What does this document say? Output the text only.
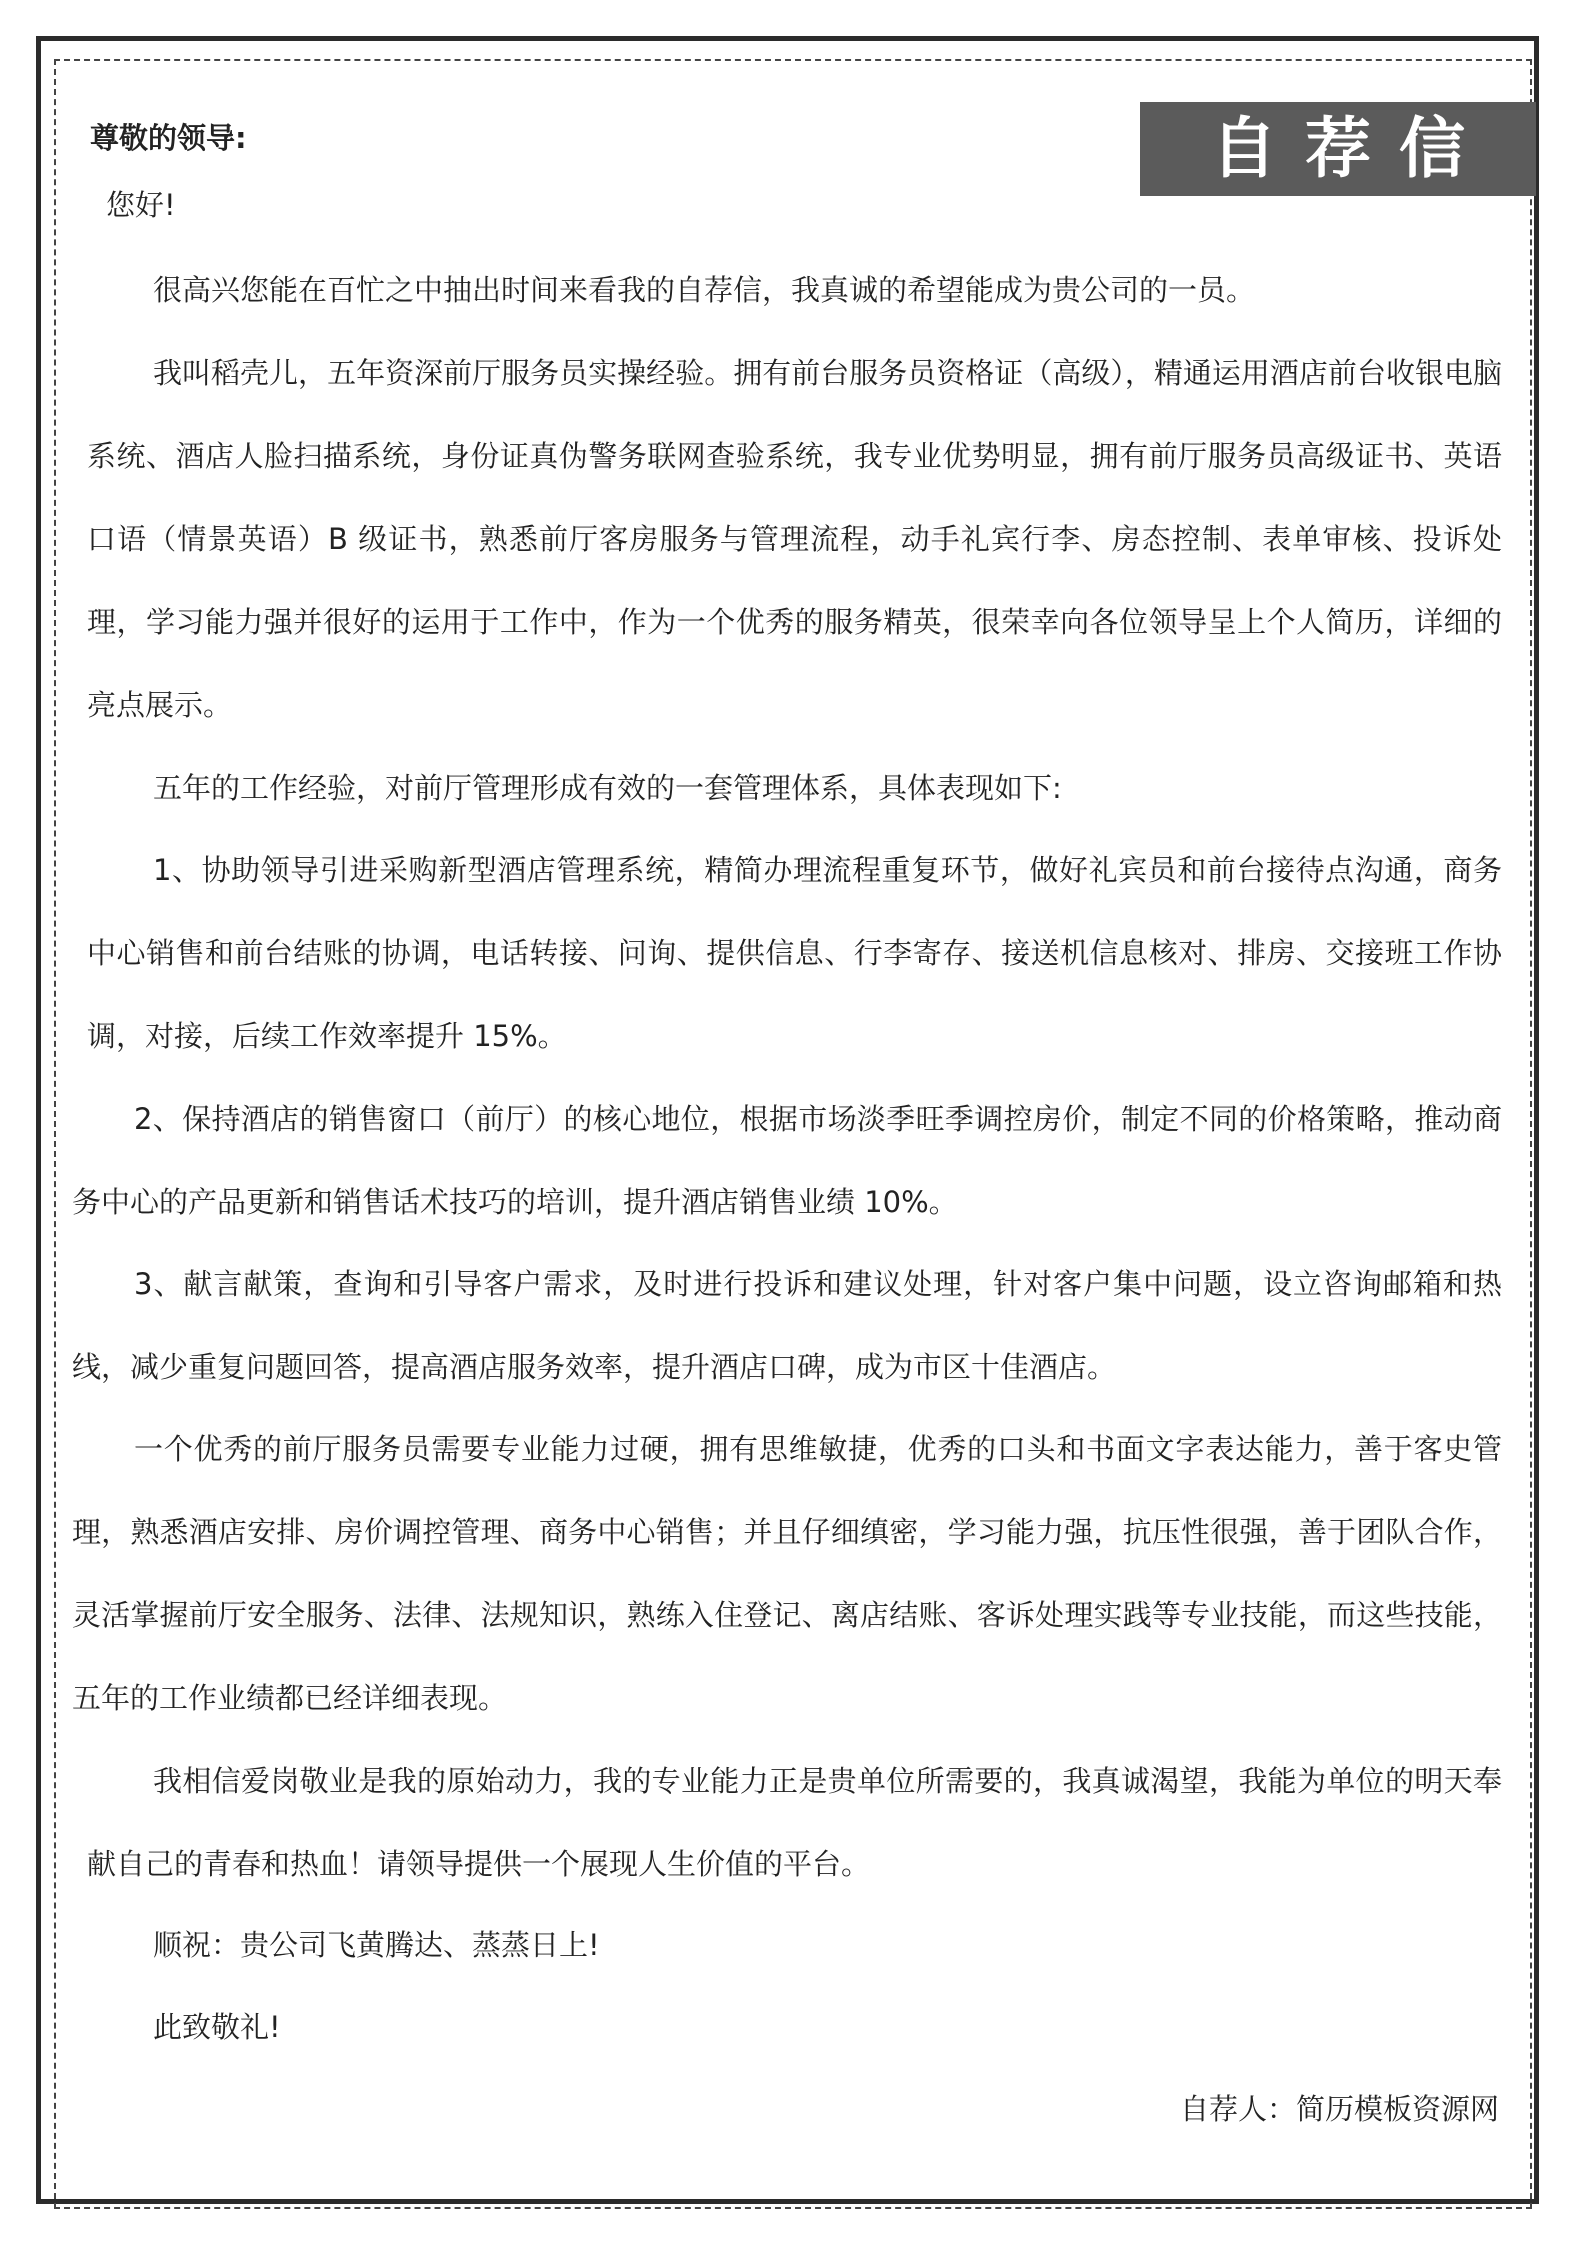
自荐信
尊敬的领导:
您好!
很高兴您能在百忙之中抽出时间来看我的自荐信，我真诚的希望能成为贵公司的一员。
我叫稻壳儿，五年资深前厅服务员实操经验。拥有前台服务员资格证（高级），精通运用酒店前台收银电脑系统、酒店人脸扫描系统，身份证真伪警务联网查验系统，我专业优势明显，拥有前厅服务员高级证书、英语口语（情景英语）B 级证书，熟悉前厅客房服务与管理流程，动手礼宾行李、房态控制、表单审核、投诉处理，学习能力强并很好的运用于工作中，作为一个优秀的服务精英，很荣幸向各位领导呈上个人简历，详细的亮点展示。
五年的工作经验，对前厅管理形成有效的一套管理体系，具体表现如下:
1、协助领导引进采购新型酒店管理系统，精简办理流程重复环节，做好礼宾员和前台接待点沟通，商务中心销售和前台结账的协调，电话转接、问询、提供信息、行李寄存、接送机信息核对、排房、交接班工作协调，对接，后续工作效率提升 15%。
2、保持酒店的销售窗口（前厅）的核心地位，根据市场淡季旺季调控房价，制定不同的价格策略，推动商务中心的产品更新和销售话术技巧的培训，提升酒店销售业绩 10%。
3、献言献策，查询和引导客户需求，及时进行投诉和建议处理，针对客户集中问题，设立咨询邮箱和热线，减少重复问题回答，提高酒店服务效率，提升酒店口碑，成为市区十佳酒店。
一个优秀的前厅服务员需要专业能力过硬，拥有思维敏捷，优秀的口头和书面文字表达能力，善于客史管理，熟悉酒店安排、房价调控管理、商务中心销售；并且仔细缜密，学习能力强，抗压性很强，善于团队合作，灵活掌握前厅安全服务、法律、法规知识，熟练入住登记、离店结账、客诉处理实践等专业技能，而这些技能，五年的工作业绩都已经详细表现。
我相信爱岗敬业是我的原始动力，我的专业能力正是贵单位所需要的，我真诚渴望，我能为单位的明天奉献自己的青春和热血！请领导提供一个展现人生价值的平台。
顺祝：贵公司飞黄腾达、蒸蒸日上!
此致敬礼!
自荐人：简历模板资源网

_____

Return every line of the records exactly as given, pictures excluded.

### [ANSWER IN FULL]
What does this document say? Output the text only.
自荐信
尊敬的领导:
您好!
很高兴您能在百忙之中抽出时间来看我的自荐信，我真诚的希望能成为贵公司的一员。
我叫稻壳儿，五年资深前厅服务员实操经验。拥有前台服务员资格证（高级），精通运用酒店前台收银电脑系统、酒店人脸扫描系统，身份证真伪警务联网查验系统，我专业优势明显，拥有前厅服务员高级证书、英语口语（情景英语）B 级证书，熟悉前厅客房服务与管理流程，动手礼宾行李、房态控制、表单审核、投诉处理，学习能力强并很好的运用于工作中，作为一个优秀的服务精英，很荣幸向各位领导呈上个人简历，详细的亮点展示。
五年的工作经验，对前厅管理形成有效的一套管理体系，具体表现如下:
1、协助领导引进采购新型酒店管理系统，精简办理流程重复环节，做好礼宾员和前台接待点沟通，商务中心销售和前台结账的协调，电话转接、问询、提供信息、行李寄存、接送机信息核对、排房、交接班工作协调，对接，后续工作效率提升 15%。
2、保持酒店的销售窗口（前厅）的核心地位，根据市场淡季旺季调控房价，制定不同的价格策略，推动商务中心的产品更新和销售话术技巧的培训，提升酒店销售业绩 10%。
3、献言献策，查询和引导客户需求，及时进行投诉和建议处理，针对客户集中问题，设立咨询邮箱和热线，减少重复问题回答，提高酒店服务效率，提升酒店口碑，成为市区十佳酒店。
一个优秀的前厅服务员需要专业能力过硬，拥有思维敏捷，优秀的口头和书面文字表达能力，善于客史管理，熟悉酒店安排、房价调控管理、商务中心销售；并且仔细缜密，学习能力强，抗压性很强，善于团队合作，灵活掌握前厅安全服务、法律、法规知识，熟练入住登记、离店结账、客诉处理实践等专业技能，而这些技能，五年的工作业绩都已经详细表现。
我相信爱岗敬业是我的原始动力，我的专业能力正是贵单位所需要的，我真诚渴望，我能为单位的明天奉献自己的青春和热血！请领导提供一个展现人生价值的平台。
顺祝：贵公司飞黄腾达、蒸蒸日上!
此致敬礼!
自荐人：简历模板资源网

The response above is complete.